• _YOUR OBJECTIVE_: Word for word, restate every line of the material.

• _PROVIDED RECORDS_:
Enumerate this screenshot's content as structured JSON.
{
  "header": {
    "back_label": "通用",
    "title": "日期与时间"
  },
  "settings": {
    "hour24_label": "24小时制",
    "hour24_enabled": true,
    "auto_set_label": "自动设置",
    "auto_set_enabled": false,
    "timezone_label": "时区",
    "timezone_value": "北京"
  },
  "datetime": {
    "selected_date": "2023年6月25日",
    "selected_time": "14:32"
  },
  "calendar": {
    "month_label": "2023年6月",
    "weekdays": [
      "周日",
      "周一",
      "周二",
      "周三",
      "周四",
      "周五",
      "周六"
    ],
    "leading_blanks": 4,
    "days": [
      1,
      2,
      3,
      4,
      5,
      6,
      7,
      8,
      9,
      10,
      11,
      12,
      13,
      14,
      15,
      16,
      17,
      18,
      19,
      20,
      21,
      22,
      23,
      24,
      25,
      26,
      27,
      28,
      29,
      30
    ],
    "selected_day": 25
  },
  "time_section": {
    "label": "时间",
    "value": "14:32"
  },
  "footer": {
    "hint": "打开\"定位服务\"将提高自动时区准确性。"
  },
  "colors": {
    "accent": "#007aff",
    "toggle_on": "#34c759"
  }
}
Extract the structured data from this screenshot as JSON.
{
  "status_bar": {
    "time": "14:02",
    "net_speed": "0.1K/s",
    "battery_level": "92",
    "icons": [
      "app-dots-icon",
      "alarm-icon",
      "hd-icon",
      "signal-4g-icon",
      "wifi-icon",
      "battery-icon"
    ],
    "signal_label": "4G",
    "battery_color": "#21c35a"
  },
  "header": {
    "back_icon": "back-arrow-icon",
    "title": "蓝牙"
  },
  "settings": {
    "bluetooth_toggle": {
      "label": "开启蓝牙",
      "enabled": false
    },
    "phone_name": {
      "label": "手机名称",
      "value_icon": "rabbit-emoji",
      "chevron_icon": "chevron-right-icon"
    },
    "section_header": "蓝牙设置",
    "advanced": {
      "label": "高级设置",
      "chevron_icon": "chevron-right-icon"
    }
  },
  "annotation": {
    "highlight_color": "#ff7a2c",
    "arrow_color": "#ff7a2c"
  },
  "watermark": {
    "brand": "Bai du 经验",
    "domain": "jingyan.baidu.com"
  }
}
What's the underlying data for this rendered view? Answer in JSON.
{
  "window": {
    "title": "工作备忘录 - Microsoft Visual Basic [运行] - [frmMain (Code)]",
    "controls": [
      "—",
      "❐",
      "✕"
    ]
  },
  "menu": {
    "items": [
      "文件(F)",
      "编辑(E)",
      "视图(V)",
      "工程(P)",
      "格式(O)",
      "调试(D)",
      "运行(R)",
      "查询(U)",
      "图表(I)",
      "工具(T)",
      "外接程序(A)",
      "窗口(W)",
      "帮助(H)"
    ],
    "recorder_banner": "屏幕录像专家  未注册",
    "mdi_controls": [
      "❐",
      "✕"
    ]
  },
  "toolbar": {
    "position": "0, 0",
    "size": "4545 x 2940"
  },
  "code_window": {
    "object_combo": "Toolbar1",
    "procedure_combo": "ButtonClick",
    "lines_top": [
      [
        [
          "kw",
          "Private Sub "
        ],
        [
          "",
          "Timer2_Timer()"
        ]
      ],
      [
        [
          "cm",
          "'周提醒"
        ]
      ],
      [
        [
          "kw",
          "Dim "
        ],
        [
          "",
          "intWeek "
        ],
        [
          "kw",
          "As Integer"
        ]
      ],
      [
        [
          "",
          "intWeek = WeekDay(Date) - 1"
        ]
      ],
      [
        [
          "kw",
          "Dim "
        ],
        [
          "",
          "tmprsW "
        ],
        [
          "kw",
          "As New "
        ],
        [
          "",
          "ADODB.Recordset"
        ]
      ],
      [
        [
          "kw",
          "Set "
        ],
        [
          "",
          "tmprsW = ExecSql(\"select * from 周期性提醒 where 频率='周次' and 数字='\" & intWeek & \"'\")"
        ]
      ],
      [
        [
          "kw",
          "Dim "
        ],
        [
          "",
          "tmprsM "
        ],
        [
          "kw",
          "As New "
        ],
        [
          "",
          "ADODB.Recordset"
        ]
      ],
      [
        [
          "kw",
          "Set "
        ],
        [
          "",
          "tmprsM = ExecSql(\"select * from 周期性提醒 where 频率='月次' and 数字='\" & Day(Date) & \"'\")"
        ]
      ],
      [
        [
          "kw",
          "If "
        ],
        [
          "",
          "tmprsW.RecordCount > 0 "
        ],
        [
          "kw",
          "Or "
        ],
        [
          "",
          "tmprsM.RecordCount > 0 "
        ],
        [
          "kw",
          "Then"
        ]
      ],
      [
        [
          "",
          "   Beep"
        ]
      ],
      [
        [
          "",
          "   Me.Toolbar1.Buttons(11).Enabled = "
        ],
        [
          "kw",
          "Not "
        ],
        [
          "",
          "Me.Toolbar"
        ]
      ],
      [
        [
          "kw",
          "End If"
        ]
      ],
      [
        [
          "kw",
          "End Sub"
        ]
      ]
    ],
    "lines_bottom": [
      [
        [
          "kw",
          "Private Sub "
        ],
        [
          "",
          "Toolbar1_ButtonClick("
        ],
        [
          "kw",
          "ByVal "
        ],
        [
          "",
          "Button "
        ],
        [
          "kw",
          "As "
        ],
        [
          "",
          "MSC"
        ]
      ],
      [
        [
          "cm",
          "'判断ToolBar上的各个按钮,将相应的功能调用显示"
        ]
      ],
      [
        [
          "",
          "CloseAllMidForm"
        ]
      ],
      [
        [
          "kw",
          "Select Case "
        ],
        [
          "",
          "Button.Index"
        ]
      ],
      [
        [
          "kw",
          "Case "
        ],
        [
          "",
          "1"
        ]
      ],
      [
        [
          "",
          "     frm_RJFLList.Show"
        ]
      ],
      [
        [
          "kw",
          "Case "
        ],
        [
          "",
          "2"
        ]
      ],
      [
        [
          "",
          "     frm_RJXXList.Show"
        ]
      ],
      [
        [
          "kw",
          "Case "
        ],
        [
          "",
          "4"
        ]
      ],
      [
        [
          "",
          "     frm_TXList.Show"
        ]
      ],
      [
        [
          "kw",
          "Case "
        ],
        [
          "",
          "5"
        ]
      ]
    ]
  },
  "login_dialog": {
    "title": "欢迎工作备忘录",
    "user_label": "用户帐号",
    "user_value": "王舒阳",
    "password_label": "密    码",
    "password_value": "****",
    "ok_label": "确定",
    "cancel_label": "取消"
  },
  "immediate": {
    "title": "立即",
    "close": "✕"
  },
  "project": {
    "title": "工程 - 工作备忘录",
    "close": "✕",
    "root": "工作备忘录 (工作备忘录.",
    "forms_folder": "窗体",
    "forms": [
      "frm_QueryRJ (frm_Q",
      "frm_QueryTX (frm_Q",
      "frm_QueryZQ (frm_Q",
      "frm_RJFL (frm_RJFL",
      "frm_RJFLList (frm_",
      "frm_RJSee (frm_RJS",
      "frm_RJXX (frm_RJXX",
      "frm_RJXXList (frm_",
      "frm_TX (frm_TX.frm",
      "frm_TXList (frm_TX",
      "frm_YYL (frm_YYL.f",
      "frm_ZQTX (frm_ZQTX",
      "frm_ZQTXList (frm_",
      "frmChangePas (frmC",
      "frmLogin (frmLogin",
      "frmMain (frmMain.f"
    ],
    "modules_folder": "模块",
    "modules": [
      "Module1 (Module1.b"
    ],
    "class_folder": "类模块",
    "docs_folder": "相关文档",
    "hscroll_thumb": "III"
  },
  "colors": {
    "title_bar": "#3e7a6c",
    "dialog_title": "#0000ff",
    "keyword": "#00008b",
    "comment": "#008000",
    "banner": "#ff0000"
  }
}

• _REPLY TO THE EXERCISE_:
Enumerate this screenshot's content as structured JSON.
{
  "header": {
    "back_label": "通用",
    "title": "日期与时间"
  },
  "settings": {
    "hour24_label": "24小时制",
    "hour24_enabled": true,
    "auto_set_label": "自动设置",
    "auto_set_enabled": false,
    "timezone_label": "时区",
    "timezone_value": "北京"
  },
  "datetime": {
    "selected_date": "2023年6月25日",
    "selected_time": "14:32"
  },
  "calendar": {
    "month_label": "2023年6月",
    "weekdays": [
      "周日",
      "周一",
      "周二",
      "周三",
      "周四",
      "周五",
      "周六"
    ],
    "leading_blanks": 4,
    "days": [
      1,
      2,
      3,
      4,
      5,
      6,
      7,
      8,
      9,
      10,
      11,
      12,
      13,
      14,
      15,
      16,
      17,
      18,
      19,
      20,
      21,
      22,
      23,
      24,
      25,
      26,
      27,
      28,
      29,
      30
    ],
    "selected_day": 25
  },
  "time_section": {
    "label": "时间",
    "value": "14:32"
  },
  "footer": {
    "hint": "打开\"定位服务\"将提高自动时区准确性。"
  },
  "colors": {
    "accent": "#007aff",
    "toggle_on": "#34c759"
  }
}
Extract the structured data from this screenshot as JSON.
{
  "status_bar": {
    "time": "14:02",
    "net_speed": "0.1K/s",
    "battery_level": "92",
    "icons": [
      "app-dots-icon",
      "alarm-icon",
      "hd-icon",
      "signal-4g-icon",
      "wifi-icon",
      "battery-icon"
    ],
    "signal_label": "4G",
    "battery_color": "#21c35a"
  },
  "header": {
    "back_icon": "back-arrow-icon",
    "title": "蓝牙"
  },
  "settings": {
    "bluetooth_toggle": {
      "label": "开启蓝牙",
      "enabled": false
    },
    "phone_name": {
      "label": "手机名称",
      "value_icon": "rabbit-emoji",
      "chevron_icon": "chevron-right-icon"
    },
    "section_header": "蓝牙设置",
    "advanced": {
      "label": "高级设置",
      "chevron_icon": "chevron-right-icon"
    }
  },
  "annotation": {
    "highlight_color": "#ff7a2c",
    "arrow_color": "#ff7a2c"
  },
  "watermark": {
    "brand": "Bai du 经验",
    "domain": "jingyan.baidu.com"
  }
}
What's the underlying data for this rendered view? Answer in JSON.
{
  "window": {
    "title": "工作备忘录 - Microsoft Visual Basic [运行] - [frmMain (Code)]",
    "controls": [
      "—",
      "❐",
      "✕"
    ]
  },
  "menu": {
    "items": [
      "文件(F)",
      "编辑(E)",
      "视图(V)",
      "工程(P)",
      "格式(O)",
      "调试(D)",
      "运行(R)",
      "查询(U)",
      "图表(I)",
      "工具(T)",
      "外接程序(A)",
      "窗口(W)",
      "帮助(H)"
    ],
    "recorder_banner": "屏幕录像专家  未注册",
    "mdi_controls": [
      "❐",
      "✕"
    ]
  },
  "toolbar": {
    "position": "0, 0",
    "size": "4545 x 2940"
  },
  "code_window": {
    "object_combo": "Toolbar1",
    "procedure_combo": "ButtonClick",
    "lines_top": [
      [
        [
          "kw",
          "Private Sub "
        ],
        [
          "",
          "Timer2_Timer()"
        ]
      ],
      [
        [
          "cm",
          "'周提醒"
        ]
      ],
      [
        [
          "kw",
          "Dim "
        ],
        [
          "",
          "intWeek "
        ],
        [
          "kw",
          "As Integer"
        ]
      ],
      [
        [
          "",
          "intWeek = WeekDay(Date) - 1"
        ]
      ],
      [
        [
          "kw",
          "Dim "
        ],
        [
          "",
          "tmprsW "
        ],
        [
          "kw",
          "As New "
        ],
        [
          "",
          "ADODB.Recordset"
        ]
      ],
      [
        [
          "kw",
          "Set "
        ],
        [
          "",
          "tmprsW = ExecSql(\"select * from 周期性提醒 where 频率='周次' and 数字='\" & intWeek & \"'\")"
        ]
      ],
      [
        [
          "kw",
          "Dim "
        ],
        [
          "",
          "tmprsM "
        ],
        [
          "kw",
          "As New "
        ],
        [
          "",
          "ADODB.Recordset"
        ]
      ],
      [
        [
          "kw",
          "Set "
        ],
        [
          "",
          "tmprsM = ExecSql(\"select * from 周期性提醒 where 频率='月次' and 数字='\" & Day(Date) & \"'\")"
        ]
      ],
      [
        [
          "kw",
          "If "
        ],
        [
          "",
          "tmprsW.RecordCount > 0 "
        ],
        [
          "kw",
          "Or "
        ],
        [
          "",
          "tmprsM.RecordCount > 0 "
        ],
        [
          "kw",
          "Then"
        ]
      ],
      [
        [
          "",
          "   Beep"
        ]
      ],
      [
        [
          "",
          "   Me.Toolbar1.Buttons(11).Enabled = "
        ],
        [
          "kw",
          "Not "
        ],
        [
          "",
          "Me.Toolbar"
        ]
      ],
      [
        [
          "kw",
          "End If"
        ]
      ],
      [
        [
          "kw",
          "End Sub"
        ]
      ]
    ],
    "lines_bottom": [
      [
        [
          "kw",
          "Private Sub "
        ],
        [
          "",
          "Toolbar1_ButtonClick("
        ],
        [
          "kw",
          "ByVal "
        ],
        [
          "",
          "Button "
        ],
        [
          "kw",
          "As "
        ],
        [
          "",
          "MSC"
        ]
      ],
      [
        [
          "cm",
          "'判断ToolBar上的各个按钮,将相应的功能调用显示"
        ]
      ],
      [
        [
          "",
          "CloseAllMidForm"
        ]
      ],
      [
        [
          "kw",
          "Select Case "
        ],
        [
          "",
          "Button.Index"
        ]
      ],
      [
        [
          "kw",
          "Case "
        ],
        [
          "",
          "1"
        ]
      ],
      [
        [
          "",
          "     frm_RJFLList.Show"
        ]
      ],
      [
        [
          "kw",
          "Case "
        ],
        [
          "",
          "2"
        ]
      ],
      [
        [
          "",
          "     frm_RJXXList.Show"
        ]
      ],
      [
        [
          "kw",
          "Case "
        ],
        [
          "",
          "4"
        ]
      ],
      [
        [
          "",
          "     frm_TXList.Show"
        ]
      ],
      [
        [
          "kw",
          "Case "
        ],
        [
          "",
          "5"
        ]
      ]
    ]
  },
  "login_dialog": {
    "title": "欢迎工作备忘录",
    "user_label": "用户帐号",
    "user_value": "王舒阳",
    "password_label": "密    码",
    "password_value": "****",
    "ok_label": "确定",
    "cancel_label": "取消"
  },
  "immediate": {
    "title": "立即",
    "close": "✕"
  },
  "project": {
    "title": "工程 - 工作备忘录",
    "close": "✕",
    "root": "工作备忘录 (工作备忘录.",
    "forms_folder": "窗体",
    "forms": [
      "frm_QueryRJ (frm_Q",
      "frm_QueryTX (frm_Q",
      "frm_QueryZQ (frm_Q",
      "frm_RJFL (frm_RJFL",
      "frm_RJFLList (frm_",
      "frm_RJSee (frm_RJS",
      "frm_RJXX (frm_RJXX",
      "frm_RJXXList (frm_",
      "frm_TX (frm_TX.frm",
      "frm_TXList (frm_TX",
      "frm_YYL (frm_YYL.f",
      "frm_ZQTX (frm_ZQTX",
      "frm_ZQTXList (frm_",
      "frmChangePas (frmC",
      "frmLogin (frmLogin",
      "frmMain (frmMain.f"
    ],
    "modules_folder": "模块",
    "modules": [
      "Module1 (Module1.b"
    ],
    "class_folder": "类模块",
    "docs_folder": "相关文档",
    "hscroll_thumb": "III"
  },
  "colors": {
    "title_bar": "#3e7a6c",
    "dialog_title": "#0000ff",
    "keyword": "#00008b",
    "comment": "#008000",
    "banner": "#ff0000"
  }
}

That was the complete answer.